Goal of the exercise = Every entry must be copied word for word.

[Begin Data for this exercise]

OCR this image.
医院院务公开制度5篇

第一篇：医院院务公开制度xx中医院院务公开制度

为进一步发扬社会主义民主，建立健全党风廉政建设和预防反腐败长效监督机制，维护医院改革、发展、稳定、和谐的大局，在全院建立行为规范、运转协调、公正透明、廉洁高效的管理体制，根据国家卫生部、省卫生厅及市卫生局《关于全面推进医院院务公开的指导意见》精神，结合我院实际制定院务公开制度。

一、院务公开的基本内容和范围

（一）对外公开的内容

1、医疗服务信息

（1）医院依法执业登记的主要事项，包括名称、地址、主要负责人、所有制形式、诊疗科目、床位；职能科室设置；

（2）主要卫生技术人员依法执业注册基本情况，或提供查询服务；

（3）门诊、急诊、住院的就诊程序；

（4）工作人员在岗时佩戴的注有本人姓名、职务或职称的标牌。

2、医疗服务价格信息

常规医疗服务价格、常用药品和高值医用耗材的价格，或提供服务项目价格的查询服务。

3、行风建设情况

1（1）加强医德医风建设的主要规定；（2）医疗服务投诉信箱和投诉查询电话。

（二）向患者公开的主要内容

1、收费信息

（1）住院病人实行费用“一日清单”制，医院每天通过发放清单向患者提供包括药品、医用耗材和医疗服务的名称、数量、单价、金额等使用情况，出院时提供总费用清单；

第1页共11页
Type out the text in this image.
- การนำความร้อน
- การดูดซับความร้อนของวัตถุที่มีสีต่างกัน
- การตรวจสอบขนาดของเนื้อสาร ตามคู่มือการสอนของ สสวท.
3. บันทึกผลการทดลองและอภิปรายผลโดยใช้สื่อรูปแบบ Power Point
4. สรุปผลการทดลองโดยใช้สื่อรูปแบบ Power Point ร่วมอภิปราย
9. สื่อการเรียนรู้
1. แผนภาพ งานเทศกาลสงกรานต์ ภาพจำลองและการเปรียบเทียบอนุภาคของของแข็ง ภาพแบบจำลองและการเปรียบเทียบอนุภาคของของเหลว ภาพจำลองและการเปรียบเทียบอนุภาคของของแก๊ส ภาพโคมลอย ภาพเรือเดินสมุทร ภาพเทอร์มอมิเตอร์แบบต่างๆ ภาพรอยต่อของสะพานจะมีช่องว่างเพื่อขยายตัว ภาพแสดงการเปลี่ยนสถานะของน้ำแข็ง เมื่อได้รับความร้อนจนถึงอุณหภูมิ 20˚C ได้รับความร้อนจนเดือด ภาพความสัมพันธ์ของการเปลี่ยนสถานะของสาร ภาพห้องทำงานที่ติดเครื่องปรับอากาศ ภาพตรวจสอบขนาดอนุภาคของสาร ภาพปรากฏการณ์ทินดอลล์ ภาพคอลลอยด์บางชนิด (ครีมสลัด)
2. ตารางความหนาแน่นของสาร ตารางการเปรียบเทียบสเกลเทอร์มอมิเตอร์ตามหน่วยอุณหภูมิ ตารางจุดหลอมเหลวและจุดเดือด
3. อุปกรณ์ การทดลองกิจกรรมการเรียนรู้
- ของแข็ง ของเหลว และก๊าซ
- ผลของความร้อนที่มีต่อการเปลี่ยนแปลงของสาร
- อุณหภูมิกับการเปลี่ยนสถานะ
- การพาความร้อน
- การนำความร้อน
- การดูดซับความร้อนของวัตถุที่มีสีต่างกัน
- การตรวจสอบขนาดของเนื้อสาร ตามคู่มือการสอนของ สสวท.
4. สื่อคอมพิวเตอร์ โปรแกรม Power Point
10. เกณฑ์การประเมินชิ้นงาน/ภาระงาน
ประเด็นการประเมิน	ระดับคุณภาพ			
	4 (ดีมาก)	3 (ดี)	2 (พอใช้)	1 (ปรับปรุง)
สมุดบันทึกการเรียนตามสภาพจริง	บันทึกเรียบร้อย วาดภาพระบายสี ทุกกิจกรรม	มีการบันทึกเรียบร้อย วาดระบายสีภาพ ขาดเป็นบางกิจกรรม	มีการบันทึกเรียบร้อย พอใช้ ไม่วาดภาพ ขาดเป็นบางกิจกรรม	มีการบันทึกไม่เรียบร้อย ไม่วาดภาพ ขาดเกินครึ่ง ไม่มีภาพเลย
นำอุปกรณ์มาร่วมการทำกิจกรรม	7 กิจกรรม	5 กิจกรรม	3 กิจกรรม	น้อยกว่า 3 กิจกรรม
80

[End Data for this exercise]

Result =
OCR this image.
医院院务公开制度5篇

第一篇：医院院务公开制度xx中医院院务公开制度

为进一步发扬社会主义民主，建立健全党风廉政建设和预防反腐败长效监督机制，维护医院改革、发展、稳定、和谐的大局，在全院建立行为规范、运转协调、公正透明、廉洁高效的管理体制，根据国家卫生部、省卫生厅及市卫生局《关于全面推进医院院务公开的指导意见》精神，结合我院实际制定院务公开制度。

一、院务公开的基本内容和范围

（一）对外公开的内容

1、医疗服务信息

（1）医院依法执业登记的主要事项，包括名称、地址、主要负责人、所有制形式、诊疗科目、床位；职能科室设置；

（2）主要卫生技术人员依法执业注册基本情况，或提供查询服务；

（3）门诊、急诊、住院的就诊程序；

（4）工作人员在岗时佩戴的注有本人姓名、职务或职称的标牌。

2、医疗服务价格信息

常规医疗服务价格、常用药品和高值医用耗材的价格，或提供服务项目价格的查询服务。

3、行风建设情况

1（1）加强医德医风建设的主要规定；（2）医疗服务投诉信箱和投诉查询电话。

（二）向患者公开的主要内容

1、收费信息

（1）住院病人实行费用“一日清单”制，医院每天通过发放清单向患者提供包括药品、医用耗材和医疗服务的名称、数量、单价、金额等使用情况，出院时提供总费用清单；

第1页共11页
Type out the text in this image.
- การนำความร้อน
- การดูดซับความร้อนของวัตถุที่มีสีต่างกัน
- การตรวจสอบขนาดของเนื้อสาร ตามคู่มือการสอนของ สสวท.
3. บันทึกผลการทดลองและอภิปรายผลโดยใช้สื่อรูปแบบ Power Point
4. สรุปผลการทดลองโดยใช้สื่อรูปแบบ Power Point ร่วมอภิปราย
9. สื่อการเรียนรู้
1. แผนภาพ งานเทศกาลสงกรานต์ ภาพจำลองและการเปรียบเทียบอนุภาคของของแข็ง ภาพแบบจำลองและการเปรียบเทียบอนุภาคของของเหลว ภาพจำลองและการเปรียบเทียบอนุภาคของของแก๊ส ภาพโคมลอย ภาพเรือเดินสมุทร ภาพเทอร์มอมิเตอร์แบบต่างๆ ภาพรอยต่อของสะพานจะมีช่องว่างเพื่อขยายตัว ภาพแสดงการเปลี่ยนสถานะของน้ำแข็ง เมื่อได้รับความร้อนจนถึงอุณหภูมิ 20˚C ได้รับความร้อนจนเดือด ภาพความสัมพันธ์ของการเปลี่ยนสถานะของสาร ภาพห้องทำงานที่ติดเครื่องปรับอากาศ ภาพตรวจสอบขนาดอนุภาคของสาร ภาพปรากฏการณ์ทินดอลล์ ภาพคอลลอยด์บางชนิด (ครีมสลัด)
2. ตารางความหนาแน่นของสาร ตารางการเปรียบเทียบสเกลเทอร์มอมิเตอร์ตามหน่วยอุณหภูมิ ตารางจุดหลอมเหลวและจุดเดือด
3. อุปกรณ์ การทดลองกิจกรรมการเรียนรู้
- ของแข็ง ของเหลว และก๊าซ
- ผลของความร้อนที่มีต่อการเปลี่ยนแปลงของสาร
- อุณหภูมิกับการเปลี่ยนสถานะ
- การพาความร้อน
- การนำความร้อน
- การดูดซับความร้อนของวัตถุที่มีสีต่างกัน
- การตรวจสอบขนาดของเนื้อสาร ตามคู่มือการสอนของ สสวท.
4. สื่อคอมพิวเตอร์ โปรแกรม Power Point
10. เกณฑ์การประเมินชิ้นงาน/ภาระงาน
ประเด็นการประเมิน	ระดับคุณภาพ			
	4 (ดีมาก)	3 (ดี)	2 (พอใช้)	1 (ปรับปรุง)
สมุดบันทึกการเรียนตามสภาพจริง	บันทึกเรียบร้อย วาดภาพระบายสี ทุกกิจกรรม	มีการบันทึกเรียบร้อย วาดระบายสีภาพ ขาดเป็นบางกิจกรรม	มีการบันทึกเรียบร้อย พอใช้ ไม่วาดภาพ ขาดเป็นบางกิจกรรม	มีการบันทึกไม่เรียบร้อย ไม่วาดภาพ ขาดเกินครึ่ง ไม่มีภาพเลย
นำอุปกรณ์มาร่วมการทำกิจกรรม	7 กิจกรรม	5 กิจกรรม	3 กิจกรรม	น้อยกว่า 3 กิจกรรม
80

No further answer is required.